>> BEGIN Task data
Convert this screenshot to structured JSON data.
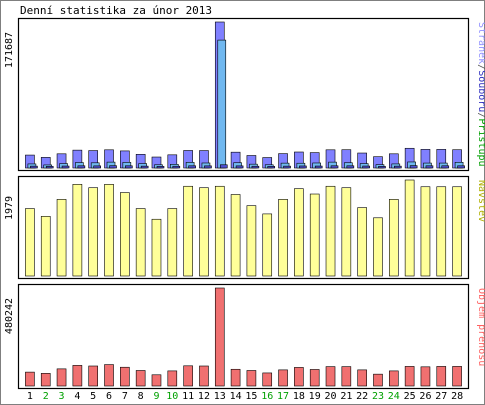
{
  "chart_data": {
    "type": "bar",
    "title": "Denní statistika za únor 2013",
    "categories": [
      "1",
      "2",
      "3",
      "4",
      "5",
      "6",
      "7",
      "8",
      "9",
      "10",
      "11",
      "12",
      "13",
      "14",
      "15",
      "16",
      "17",
      "18",
      "19",
      "20",
      "21",
      "22",
      "23",
      "24",
      "25",
      "26",
      "27",
      "28"
    ],
    "weekend_days": [
      "2",
      "3",
      "9",
      "10",
      "16",
      "17",
      "23",
      "24"
    ],
    "panels": [
      {
        "id": "hits",
        "ymax_label": "171687",
        "ymax": 171687,
        "right_label_parts": [
          {
            "text": "Stránek",
            "color": "#9090ff"
          },
          {
            "text": "/",
            "color": "#555555"
          },
          {
            "text": "Souborů",
            "color": "#3030c0"
          },
          {
            "text": "/",
            "color": "#555555"
          },
          {
            "text": "Přístupů",
            "color": "#00a000"
          }
        ],
        "series": [
          {
            "name": "Přístupů",
            "color": "#8080ff",
            "values": [
              15200,
              12500,
              16700,
              21000,
              20500,
              21400,
              20100,
              16100,
              12900,
              15500,
              20600,
              20500,
              171687,
              18600,
              14700,
              12300,
              16900,
              18800,
              18100,
              21400,
              21500,
              17600,
              13300,
              16700,
              23200,
              21900,
              21900,
              21500
            ]
          },
          {
            "name": "Souborů",
            "color": "#70b8f0",
            "values": [
              4800,
              3600,
              5200,
              6400,
              6100,
              6900,
              6600,
              5200,
              3800,
              4300,
              6600,
              5900,
              150400,
              6200,
              4500,
              3800,
              5700,
              5600,
              5900,
              6900,
              6200,
              5200,
              3900,
              4800,
              7100,
              5800,
              5800,
              6700
            ]
          },
          {
            "name": "Stránek",
            "color": "#5050d0",
            "values": [
              2200,
              1900,
              2300,
              2600,
              2500,
              2700,
              2600,
              2200,
              1900,
              2100,
              2600,
              2500,
              3800,
              2500,
              2100,
              1900,
              2200,
              2400,
              2300,
              2600,
              2600,
              2300,
              1900,
              2200,
              2800,
              2600,
              2600,
              2600
            ]
          }
        ]
      },
      {
        "id": "visits",
        "ymax_label": "1979",
        "ymax": 1979,
        "right_label_parts": [
          {
            "text": "Návštěv",
            "color": "#b0b000"
          }
        ],
        "series": [
          {
            "name": "Návštěv",
            "color": "#ffff99",
            "values": [
              1390,
              1230,
              1580,
              1890,
              1820,
              1890,
              1720,
              1390,
              1170,
              1390,
              1850,
              1820,
              1850,
              1680,
              1450,
              1280,
              1580,
              1800,
              1690,
              1850,
              1820,
              1410,
              1200,
              1580,
              1979,
              1840,
              1840,
              1840
            ]
          }
        ]
      },
      {
        "id": "kbytes",
        "ymax_label": "480242",
        "ymax": 480242,
        "right_label_parts": [
          {
            "text": "Objem přenosu",
            "color": "#ff6060"
          }
        ],
        "series": [
          {
            "name": "Objem přenosu",
            "color": "#f07070",
            "values": [
              68000,
              62000,
              84000,
              101000,
              98000,
              105000,
              92000,
              76000,
              55000,
              74000,
              99000,
              98000,
              480242,
              82000,
              76000,
              64000,
              79000,
              91000,
              81000,
              95000,
              95000,
              79000,
              58000,
              74000,
              96000,
              94000,
              96000,
              96000
            ]
          }
        ]
      }
    ]
  }
}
>> END Task data
▶ [Short task]: Copy out the listing exactly as it stands, but not the pictures.

▶ [Task response]:
Convert this screenshot to structured JSON data.
{
  "chart_data": {
    "type": "bar",
    "title": "Denní statistika za únor 2013",
    "categories": [
      "1",
      "2",
      "3",
      "4",
      "5",
      "6",
      "7",
      "8",
      "9",
      "10",
      "11",
      "12",
      "13",
      "14",
      "15",
      "16",
      "17",
      "18",
      "19",
      "20",
      "21",
      "22",
      "23",
      "24",
      "25",
      "26",
      "27",
      "28"
    ],
    "weekend_days": [
      "2",
      "3",
      "9",
      "10",
      "16",
      "17",
      "23",
      "24"
    ],
    "panels": [
      {
        "id": "hits",
        "ymax_label": "171687",
        "ymax": 171687,
        "right_label_parts": [
          {
            "text": "Stránek",
            "color": "#9090ff"
          },
          {
            "text": "/",
            "color": "#555555"
          },
          {
            "text": "Souborů",
            "color": "#3030c0"
          },
          {
            "text": "/",
            "color": "#555555"
          },
          {
            "text": "Přístupů",
            "color": "#00a000"
          }
        ],
        "series": [
          {
            "name": "Přístupů",
            "color": "#8080ff",
            "values": [
              15200,
              12500,
              16700,
              21000,
              20500,
              21400,
              20100,
              16100,
              12900,
              15500,
              20600,
              20500,
              171687,
              18600,
              14700,
              12300,
              16900,
              18800,
              18100,
              21400,
              21500,
              17600,
              13300,
              16700,
              23200,
              21900,
              21900,
              21500
            ]
          },
          {
            "name": "Souborů",
            "color": "#70b8f0",
            "values": [
              4800,
              3600,
              5200,
              6400,
              6100,
              6900,
              6600,
              5200,
              3800,
              4300,
              6600,
              5900,
              150400,
              6200,
              4500,
              3800,
              5700,
              5600,
              5900,
              6900,
              6200,
              5200,
              3900,
              4800,
              7100,
              5800,
              5800,
              6700
            ]
          },
          {
            "name": "Stránek",
            "color": "#5050d0",
            "values": [
              2200,
              1900,
              2300,
              2600,
              2500,
              2700,
              2600,
              2200,
              1900,
              2100,
              2600,
              2500,
              3800,
              2500,
              2100,
              1900,
              2200,
              2400,
              2300,
              2600,
              2600,
              2300,
              1900,
              2200,
              2800,
              2600,
              2600,
              2600
            ]
          }
        ]
      },
      {
        "id": "visits",
        "ymax_label": "1979",
        "ymax": 1979,
        "right_label_parts": [
          {
            "text": "Návštěv",
            "color": "#b0b000"
          }
        ],
        "series": [
          {
            "name": "Návštěv",
            "color": "#ffff99",
            "values": [
              1390,
              1230,
              1580,
              1890,
              1820,
              1890,
              1720,
              1390,
              1170,
              1390,
              1850,
              1820,
              1850,
              1680,
              1450,
              1280,
              1580,
              1800,
              1690,
              1850,
              1820,
              1410,
              1200,
              1580,
              1979,
              1840,
              1840,
              1840
            ]
          }
        ]
      },
      {
        "id": "kbytes",
        "ymax_label": "480242",
        "ymax": 480242,
        "right_label_parts": [
          {
            "text": "Objem přenosu",
            "color": "#ff6060"
          }
        ],
        "series": [
          {
            "name": "Objem přenosu",
            "color": "#f07070",
            "values": [
              68000,
              62000,
              84000,
              101000,
              98000,
              105000,
              92000,
              76000,
              55000,
              74000,
              99000,
              98000,
              480242,
              82000,
              76000,
              64000,
              79000,
              91000,
              81000,
              95000,
              95000,
              79000,
              58000,
              74000,
              96000,
              94000,
              96000,
              96000
            ]
          }
        ]
      }
    ]
  }
}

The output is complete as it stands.